--- Start THE INPUT ---

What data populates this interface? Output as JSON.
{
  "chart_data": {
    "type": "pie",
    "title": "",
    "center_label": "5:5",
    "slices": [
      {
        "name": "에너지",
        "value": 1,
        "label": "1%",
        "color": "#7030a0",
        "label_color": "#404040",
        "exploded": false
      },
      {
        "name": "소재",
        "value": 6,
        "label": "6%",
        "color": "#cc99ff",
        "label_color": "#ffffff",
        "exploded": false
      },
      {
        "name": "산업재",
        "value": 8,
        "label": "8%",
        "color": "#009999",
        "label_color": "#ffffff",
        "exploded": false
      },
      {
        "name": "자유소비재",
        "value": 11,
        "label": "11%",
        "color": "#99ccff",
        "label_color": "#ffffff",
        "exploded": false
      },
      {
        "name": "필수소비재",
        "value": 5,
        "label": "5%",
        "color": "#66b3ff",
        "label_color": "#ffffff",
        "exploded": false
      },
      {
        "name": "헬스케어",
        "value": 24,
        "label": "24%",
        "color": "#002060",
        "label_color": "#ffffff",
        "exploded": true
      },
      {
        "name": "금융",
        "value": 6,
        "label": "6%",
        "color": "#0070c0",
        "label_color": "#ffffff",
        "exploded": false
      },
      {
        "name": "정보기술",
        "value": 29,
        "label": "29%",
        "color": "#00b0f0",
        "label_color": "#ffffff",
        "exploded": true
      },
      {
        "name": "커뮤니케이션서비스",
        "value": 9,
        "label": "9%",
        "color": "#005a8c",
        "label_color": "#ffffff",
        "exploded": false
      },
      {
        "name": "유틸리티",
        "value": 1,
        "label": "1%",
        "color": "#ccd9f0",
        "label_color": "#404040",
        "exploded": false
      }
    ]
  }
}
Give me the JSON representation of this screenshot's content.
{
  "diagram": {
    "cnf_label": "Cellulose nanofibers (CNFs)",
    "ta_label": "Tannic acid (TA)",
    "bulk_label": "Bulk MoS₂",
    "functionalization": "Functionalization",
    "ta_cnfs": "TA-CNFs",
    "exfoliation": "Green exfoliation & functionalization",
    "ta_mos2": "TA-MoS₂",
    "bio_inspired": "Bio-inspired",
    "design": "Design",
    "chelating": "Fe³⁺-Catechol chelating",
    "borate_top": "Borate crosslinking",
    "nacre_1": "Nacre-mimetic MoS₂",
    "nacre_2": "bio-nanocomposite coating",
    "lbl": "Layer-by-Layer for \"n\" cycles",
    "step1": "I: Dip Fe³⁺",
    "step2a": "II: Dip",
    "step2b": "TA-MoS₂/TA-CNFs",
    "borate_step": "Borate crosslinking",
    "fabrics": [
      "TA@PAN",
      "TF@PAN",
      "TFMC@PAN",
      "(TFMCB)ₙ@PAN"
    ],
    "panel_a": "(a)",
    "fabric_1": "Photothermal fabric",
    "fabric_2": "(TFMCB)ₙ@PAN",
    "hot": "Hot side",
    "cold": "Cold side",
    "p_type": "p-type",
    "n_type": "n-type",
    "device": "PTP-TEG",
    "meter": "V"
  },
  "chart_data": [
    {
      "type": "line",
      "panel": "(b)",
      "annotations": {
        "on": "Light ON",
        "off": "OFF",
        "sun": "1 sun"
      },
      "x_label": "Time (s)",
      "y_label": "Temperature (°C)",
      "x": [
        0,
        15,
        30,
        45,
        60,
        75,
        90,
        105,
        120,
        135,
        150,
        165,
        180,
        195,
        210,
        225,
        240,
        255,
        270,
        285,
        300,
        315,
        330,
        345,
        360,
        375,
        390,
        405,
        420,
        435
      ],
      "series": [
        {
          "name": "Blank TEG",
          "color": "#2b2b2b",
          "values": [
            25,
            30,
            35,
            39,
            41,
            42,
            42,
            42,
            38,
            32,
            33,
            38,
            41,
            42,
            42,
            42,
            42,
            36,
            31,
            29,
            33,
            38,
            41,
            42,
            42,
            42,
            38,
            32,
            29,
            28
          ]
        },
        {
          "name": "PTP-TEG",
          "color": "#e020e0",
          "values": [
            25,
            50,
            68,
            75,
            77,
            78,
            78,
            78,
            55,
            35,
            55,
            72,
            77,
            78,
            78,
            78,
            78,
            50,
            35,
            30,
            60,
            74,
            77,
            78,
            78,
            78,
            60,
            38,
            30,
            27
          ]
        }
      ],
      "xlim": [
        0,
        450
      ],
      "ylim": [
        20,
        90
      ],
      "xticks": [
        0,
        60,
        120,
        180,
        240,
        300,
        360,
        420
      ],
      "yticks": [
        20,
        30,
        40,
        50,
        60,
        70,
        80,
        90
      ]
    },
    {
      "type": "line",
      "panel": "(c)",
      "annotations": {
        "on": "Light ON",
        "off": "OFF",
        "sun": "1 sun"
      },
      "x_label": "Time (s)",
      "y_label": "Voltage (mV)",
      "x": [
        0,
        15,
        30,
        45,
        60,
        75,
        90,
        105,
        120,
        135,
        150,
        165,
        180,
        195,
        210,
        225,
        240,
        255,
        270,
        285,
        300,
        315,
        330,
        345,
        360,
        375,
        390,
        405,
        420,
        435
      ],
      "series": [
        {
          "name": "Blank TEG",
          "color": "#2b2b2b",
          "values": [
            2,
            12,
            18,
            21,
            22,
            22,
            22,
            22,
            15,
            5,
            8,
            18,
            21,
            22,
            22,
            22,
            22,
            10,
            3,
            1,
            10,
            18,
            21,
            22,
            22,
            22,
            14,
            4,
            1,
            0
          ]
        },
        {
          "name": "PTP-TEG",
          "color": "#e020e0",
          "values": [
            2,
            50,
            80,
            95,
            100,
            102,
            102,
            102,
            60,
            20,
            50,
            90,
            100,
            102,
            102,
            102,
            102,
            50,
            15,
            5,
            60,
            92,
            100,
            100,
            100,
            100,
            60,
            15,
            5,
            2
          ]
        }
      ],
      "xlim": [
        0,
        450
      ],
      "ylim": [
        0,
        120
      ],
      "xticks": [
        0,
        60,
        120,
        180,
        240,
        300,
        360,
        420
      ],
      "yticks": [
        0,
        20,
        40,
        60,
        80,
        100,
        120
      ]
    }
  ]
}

--- End THE INPUT ---

SHORT EXERCISE: Extract all the material, leaving every line as it is.

WRITTEN ANSWER:
What data populates this interface? Output as JSON.
{
  "chart_data": {
    "type": "pie",
    "title": "",
    "center_label": "5:5",
    "slices": [
      {
        "name": "에너지",
        "value": 1,
        "label": "1%",
        "color": "#7030a0",
        "label_color": "#404040",
        "exploded": false
      },
      {
        "name": "소재",
        "value": 6,
        "label": "6%",
        "color": "#cc99ff",
        "label_color": "#ffffff",
        "exploded": false
      },
      {
        "name": "산업재",
        "value": 8,
        "label": "8%",
        "color": "#009999",
        "label_color": "#ffffff",
        "exploded": false
      },
      {
        "name": "자유소비재",
        "value": 11,
        "label": "11%",
        "color": "#99ccff",
        "label_color": "#ffffff",
        "exploded": false
      },
      {
        "name": "필수소비재",
        "value": 5,
        "label": "5%",
        "color": "#66b3ff",
        "label_color": "#ffffff",
        "exploded": false
      },
      {
        "name": "헬스케어",
        "value": 24,
        "label": "24%",
        "color": "#002060",
        "label_color": "#ffffff",
        "exploded": true
      },
      {
        "name": "금융",
        "value": 6,
        "label": "6%",
        "color": "#0070c0",
        "label_color": "#ffffff",
        "exploded": false
      },
      {
        "name": "정보기술",
        "value": 29,
        "label": "29%",
        "color": "#00b0f0",
        "label_color": "#ffffff",
        "exploded": true
      },
      {
        "name": "커뮤니케이션서비스",
        "value": 9,
        "label": "9%",
        "color": "#005a8c",
        "label_color": "#ffffff",
        "exploded": false
      },
      {
        "name": "유틸리티",
        "value": 1,
        "label": "1%",
        "color": "#ccd9f0",
        "label_color": "#404040",
        "exploded": false
      }
    ]
  }
}
Give me the JSON representation of this screenshot's content.
{
  "diagram": {
    "cnf_label": "Cellulose nanofibers (CNFs)",
    "ta_label": "Tannic acid (TA)",
    "bulk_label": "Bulk MoS₂",
    "functionalization": "Functionalization",
    "ta_cnfs": "TA-CNFs",
    "exfoliation": "Green exfoliation & functionalization",
    "ta_mos2": "TA-MoS₂",
    "bio_inspired": "Bio-inspired",
    "design": "Design",
    "chelating": "Fe³⁺-Catechol chelating",
    "borate_top": "Borate crosslinking",
    "nacre_1": "Nacre-mimetic MoS₂",
    "nacre_2": "bio-nanocomposite coating",
    "lbl": "Layer-by-Layer for \"n\" cycles",
    "step1": "I: Dip Fe³⁺",
    "step2a": "II: Dip",
    "step2b": "TA-MoS₂/TA-CNFs",
    "borate_step": "Borate crosslinking",
    "fabrics": [
      "TA@PAN",
      "TF@PAN",
      "TFMC@PAN",
      "(TFMCB)ₙ@PAN"
    ],
    "panel_a": "(a)",
    "fabric_1": "Photothermal fabric",
    "fabric_2": "(TFMCB)ₙ@PAN",
    "hot": "Hot side",
    "cold": "Cold side",
    "p_type": "p-type",
    "n_type": "n-type",
    "device": "PTP-TEG",
    "meter": "V"
  },
  "chart_data": [
    {
      "type": "line",
      "panel": "(b)",
      "annotations": {
        "on": "Light ON",
        "off": "OFF",
        "sun": "1 sun"
      },
      "x_label": "Time (s)",
      "y_label": "Temperature (°C)",
      "x": [
        0,
        15,
        30,
        45,
        60,
        75,
        90,
        105,
        120,
        135,
        150,
        165,
        180,
        195,
        210,
        225,
        240,
        255,
        270,
        285,
        300,
        315,
        330,
        345,
        360,
        375,
        390,
        405,
        420,
        435
      ],
      "series": [
        {
          "name": "Blank TEG",
          "color": "#2b2b2b",
          "values": [
            25,
            30,
            35,
            39,
            41,
            42,
            42,
            42,
            38,
            32,
            33,
            38,
            41,
            42,
            42,
            42,
            42,
            36,
            31,
            29,
            33,
            38,
            41,
            42,
            42,
            42,
            38,
            32,
            29,
            28
          ]
        },
        {
          "name": "PTP-TEG",
          "color": "#e020e0",
          "values": [
            25,
            50,
            68,
            75,
            77,
            78,
            78,
            78,
            55,
            35,
            55,
            72,
            77,
            78,
            78,
            78,
            78,
            50,
            35,
            30,
            60,
            74,
            77,
            78,
            78,
            78,
            60,
            38,
            30,
            27
          ]
        }
      ],
      "xlim": [
        0,
        450
      ],
      "ylim": [
        20,
        90
      ],
      "xticks": [
        0,
        60,
        120,
        180,
        240,
        300,
        360,
        420
      ],
      "yticks": [
        20,
        30,
        40,
        50,
        60,
        70,
        80,
        90
      ]
    },
    {
      "type": "line",
      "panel": "(c)",
      "annotations": {
        "on": "Light ON",
        "off": "OFF",
        "sun": "1 sun"
      },
      "x_label": "Time (s)",
      "y_label": "Voltage (mV)",
      "x": [
        0,
        15,
        30,
        45,
        60,
        75,
        90,
        105,
        120,
        135,
        150,
        165,
        180,
        195,
        210,
        225,
        240,
        255,
        270,
        285,
        300,
        315,
        330,
        345,
        360,
        375,
        390,
        405,
        420,
        435
      ],
      "series": [
        {
          "name": "Blank TEG",
          "color": "#2b2b2b",
          "values": [
            2,
            12,
            18,
            21,
            22,
            22,
            22,
            22,
            15,
            5,
            8,
            18,
            21,
            22,
            22,
            22,
            22,
            10,
            3,
            1,
            10,
            18,
            21,
            22,
            22,
            22,
            14,
            4,
            1,
            0
          ]
        },
        {
          "name": "PTP-TEG",
          "color": "#e020e0",
          "values": [
            2,
            50,
            80,
            95,
            100,
            102,
            102,
            102,
            60,
            20,
            50,
            90,
            100,
            102,
            102,
            102,
            102,
            50,
            15,
            5,
            60,
            92,
            100,
            100,
            100,
            100,
            60,
            15,
            5,
            2
          ]
        }
      ],
      "xlim": [
        0,
        450
      ],
      "ylim": [
        0,
        120
      ],
      "xticks": [
        0,
        60,
        120,
        180,
        240,
        300,
        360,
        420
      ],
      "yticks": [
        0,
        20,
        40,
        60,
        80,
        100,
        120
      ]
    }
  ]
}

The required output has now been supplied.